> [Exercise data]
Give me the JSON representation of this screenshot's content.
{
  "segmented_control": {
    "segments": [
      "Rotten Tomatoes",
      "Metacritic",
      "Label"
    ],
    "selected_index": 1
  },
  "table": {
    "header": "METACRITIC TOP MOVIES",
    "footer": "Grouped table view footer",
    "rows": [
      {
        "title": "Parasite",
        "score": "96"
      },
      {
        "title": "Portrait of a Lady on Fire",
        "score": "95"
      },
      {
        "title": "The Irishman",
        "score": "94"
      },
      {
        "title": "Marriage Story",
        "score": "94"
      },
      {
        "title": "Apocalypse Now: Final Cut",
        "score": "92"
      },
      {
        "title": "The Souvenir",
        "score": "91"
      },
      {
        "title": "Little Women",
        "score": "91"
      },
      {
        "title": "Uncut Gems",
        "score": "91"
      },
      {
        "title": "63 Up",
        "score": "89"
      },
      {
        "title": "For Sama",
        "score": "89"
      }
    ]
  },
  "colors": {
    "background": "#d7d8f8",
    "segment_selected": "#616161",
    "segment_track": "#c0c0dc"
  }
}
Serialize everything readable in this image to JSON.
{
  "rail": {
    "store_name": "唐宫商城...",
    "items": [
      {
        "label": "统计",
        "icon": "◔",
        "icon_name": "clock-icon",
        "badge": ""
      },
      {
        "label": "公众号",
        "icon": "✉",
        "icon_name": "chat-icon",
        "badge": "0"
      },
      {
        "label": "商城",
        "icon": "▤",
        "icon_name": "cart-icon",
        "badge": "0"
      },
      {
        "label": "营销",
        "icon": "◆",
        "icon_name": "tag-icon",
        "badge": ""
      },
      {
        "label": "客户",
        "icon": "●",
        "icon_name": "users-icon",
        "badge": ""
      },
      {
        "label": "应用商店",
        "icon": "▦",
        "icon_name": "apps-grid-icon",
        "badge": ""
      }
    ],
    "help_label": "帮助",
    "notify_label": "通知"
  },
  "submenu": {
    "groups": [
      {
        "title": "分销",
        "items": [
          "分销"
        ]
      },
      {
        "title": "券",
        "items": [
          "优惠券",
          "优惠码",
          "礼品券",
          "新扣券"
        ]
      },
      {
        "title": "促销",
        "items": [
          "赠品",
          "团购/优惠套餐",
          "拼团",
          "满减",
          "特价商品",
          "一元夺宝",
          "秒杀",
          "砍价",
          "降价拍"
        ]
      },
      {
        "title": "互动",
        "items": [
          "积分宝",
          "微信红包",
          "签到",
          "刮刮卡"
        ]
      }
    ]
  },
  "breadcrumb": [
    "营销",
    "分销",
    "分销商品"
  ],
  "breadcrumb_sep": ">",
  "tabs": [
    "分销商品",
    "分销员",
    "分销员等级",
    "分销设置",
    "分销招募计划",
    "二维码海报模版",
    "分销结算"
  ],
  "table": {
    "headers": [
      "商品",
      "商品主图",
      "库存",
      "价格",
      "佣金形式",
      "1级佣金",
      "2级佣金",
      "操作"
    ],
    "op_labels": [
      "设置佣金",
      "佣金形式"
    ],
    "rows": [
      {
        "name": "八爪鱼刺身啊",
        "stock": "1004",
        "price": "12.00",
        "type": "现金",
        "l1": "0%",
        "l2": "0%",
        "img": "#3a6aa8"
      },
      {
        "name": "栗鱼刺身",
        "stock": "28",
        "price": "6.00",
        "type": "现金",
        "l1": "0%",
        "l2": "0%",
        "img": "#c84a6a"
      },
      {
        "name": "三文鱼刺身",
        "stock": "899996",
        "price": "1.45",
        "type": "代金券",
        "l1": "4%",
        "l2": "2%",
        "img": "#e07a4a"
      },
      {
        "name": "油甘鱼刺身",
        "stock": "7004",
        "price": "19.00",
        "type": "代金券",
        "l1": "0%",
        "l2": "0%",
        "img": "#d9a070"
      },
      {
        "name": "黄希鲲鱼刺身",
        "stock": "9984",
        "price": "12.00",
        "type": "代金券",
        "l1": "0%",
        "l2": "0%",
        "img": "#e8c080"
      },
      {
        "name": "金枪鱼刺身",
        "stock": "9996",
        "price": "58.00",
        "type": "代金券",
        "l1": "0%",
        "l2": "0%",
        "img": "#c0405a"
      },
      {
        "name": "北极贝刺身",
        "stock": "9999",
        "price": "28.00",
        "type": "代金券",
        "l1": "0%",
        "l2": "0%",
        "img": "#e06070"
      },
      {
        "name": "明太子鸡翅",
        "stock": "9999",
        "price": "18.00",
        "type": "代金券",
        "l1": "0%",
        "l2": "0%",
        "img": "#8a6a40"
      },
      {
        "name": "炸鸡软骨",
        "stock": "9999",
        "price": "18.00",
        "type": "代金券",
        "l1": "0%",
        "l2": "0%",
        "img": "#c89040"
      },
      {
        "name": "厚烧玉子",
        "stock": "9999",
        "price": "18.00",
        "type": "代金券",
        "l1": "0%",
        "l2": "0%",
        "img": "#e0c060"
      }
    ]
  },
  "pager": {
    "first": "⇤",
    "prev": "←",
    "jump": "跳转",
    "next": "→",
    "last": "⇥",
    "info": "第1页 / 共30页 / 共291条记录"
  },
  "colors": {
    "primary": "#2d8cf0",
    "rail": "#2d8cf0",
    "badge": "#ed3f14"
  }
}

> [Your goal] Transcribe all entries exactly as they are given.

> [Task result]
Give me the JSON representation of this screenshot's content.
{
  "segmented_control": {
    "segments": [
      "Rotten Tomatoes",
      "Metacritic",
      "Label"
    ],
    "selected_index": 1
  },
  "table": {
    "header": "METACRITIC TOP MOVIES",
    "footer": "Grouped table view footer",
    "rows": [
      {
        "title": "Parasite",
        "score": "96"
      },
      {
        "title": "Portrait of a Lady on Fire",
        "score": "95"
      },
      {
        "title": "The Irishman",
        "score": "94"
      },
      {
        "title": "Marriage Story",
        "score": "94"
      },
      {
        "title": "Apocalypse Now: Final Cut",
        "score": "92"
      },
      {
        "title": "The Souvenir",
        "score": "91"
      },
      {
        "title": "Little Women",
        "score": "91"
      },
      {
        "title": "Uncut Gems",
        "score": "91"
      },
      {
        "title": "63 Up",
        "score": "89"
      },
      {
        "title": "For Sama",
        "score": "89"
      }
    ]
  },
  "colors": {
    "background": "#d7d8f8",
    "segment_selected": "#616161",
    "segment_track": "#c0c0dc"
  }
}
Serialize everything readable in this image to JSON.
{
  "rail": {
    "store_name": "唐宫商城...",
    "items": [
      {
        "label": "统计",
        "icon": "◔",
        "icon_name": "clock-icon",
        "badge": ""
      },
      {
        "label": "公众号",
        "icon": "✉",
        "icon_name": "chat-icon",
        "badge": "0"
      },
      {
        "label": "商城",
        "icon": "▤",
        "icon_name": "cart-icon",
        "badge": "0"
      },
      {
        "label": "营销",
        "icon": "◆",
        "icon_name": "tag-icon",
        "badge": ""
      },
      {
        "label": "客户",
        "icon": "●",
        "icon_name": "users-icon",
        "badge": ""
      },
      {
        "label": "应用商店",
        "icon": "▦",
        "icon_name": "apps-grid-icon",
        "badge": ""
      }
    ],
    "help_label": "帮助",
    "notify_label": "通知"
  },
  "submenu": {
    "groups": [
      {
        "title": "分销",
        "items": [
          "分销"
        ]
      },
      {
        "title": "券",
        "items": [
          "优惠券",
          "优惠码",
          "礼品券",
          "新扣券"
        ]
      },
      {
        "title": "促销",
        "items": [
          "赠品",
          "团购/优惠套餐",
          "拼团",
          "满减",
          "特价商品",
          "一元夺宝",
          "秒杀",
          "砍价",
          "降价拍"
        ]
      },
      {
        "title": "互动",
        "items": [
          "积分宝",
          "微信红包",
          "签到",
          "刮刮卡"
        ]
      }
    ]
  },
  "breadcrumb": [
    "营销",
    "分销",
    "分销商品"
  ],
  "breadcrumb_sep": ">",
  "tabs": [
    "分销商品",
    "分销员",
    "分销员等级",
    "分销设置",
    "分销招募计划",
    "二维码海报模版",
    "分销结算"
  ],
  "table": {
    "headers": [
      "商品",
      "商品主图",
      "库存",
      "价格",
      "佣金形式",
      "1级佣金",
      "2级佣金",
      "操作"
    ],
    "op_labels": [
      "设置佣金",
      "佣金形式"
    ],
    "rows": [
      {
        "name": "八爪鱼刺身啊",
        "stock": "1004",
        "price": "12.00",
        "type": "现金",
        "l1": "0%",
        "l2": "0%",
        "img": "#3a6aa8"
      },
      {
        "name": "栗鱼刺身",
        "stock": "28",
        "price": "6.00",
        "type": "现金",
        "l1": "0%",
        "l2": "0%",
        "img": "#c84a6a"
      },
      {
        "name": "三文鱼刺身",
        "stock": "899996",
        "price": "1.45",
        "type": "代金券",
        "l1": "4%",
        "l2": "2%",
        "img": "#e07a4a"
      },
      {
        "name": "油甘鱼刺身",
        "stock": "7004",
        "price": "19.00",
        "type": "代金券",
        "l1": "0%",
        "l2": "0%",
        "img": "#d9a070"
      },
      {
        "name": "黄希鲲鱼刺身",
        "stock": "9984",
        "price": "12.00",
        "type": "代金券",
        "l1": "0%",
        "l2": "0%",
        "img": "#e8c080"
      },
      {
        "name": "金枪鱼刺身",
        "stock": "9996",
        "price": "58.00",
        "type": "代金券",
        "l1": "0%",
        "l2": "0%",
        "img": "#c0405a"
      },
      {
        "name": "北极贝刺身",
        "stock": "9999",
        "price": "28.00",
        "type": "代金券",
        "l1": "0%",
        "l2": "0%",
        "img": "#e06070"
      },
      {
        "name": "明太子鸡翅",
        "stock": "9999",
        "price": "18.00",
        "type": "代金券",
        "l1": "0%",
        "l2": "0%",
        "img": "#8a6a40"
      },
      {
        "name": "炸鸡软骨",
        "stock": "9999",
        "price": "18.00",
        "type": "代金券",
        "l1": "0%",
        "l2": "0%",
        "img": "#c89040"
      },
      {
        "name": "厚烧玉子",
        "stock": "9999",
        "price": "18.00",
        "type": "代金券",
        "l1": "0%",
        "l2": "0%",
        "img": "#e0c060"
      }
    ]
  },
  "pager": {
    "first": "⇤",
    "prev": "←",
    "jump": "跳转",
    "next": "→",
    "last": "⇥",
    "info": "第1页 / 共30页 / 共291条记录"
  },
  "colors": {
    "primary": "#2d8cf0",
    "rail": "#2d8cf0",
    "badge": "#ed3f14"
  }
}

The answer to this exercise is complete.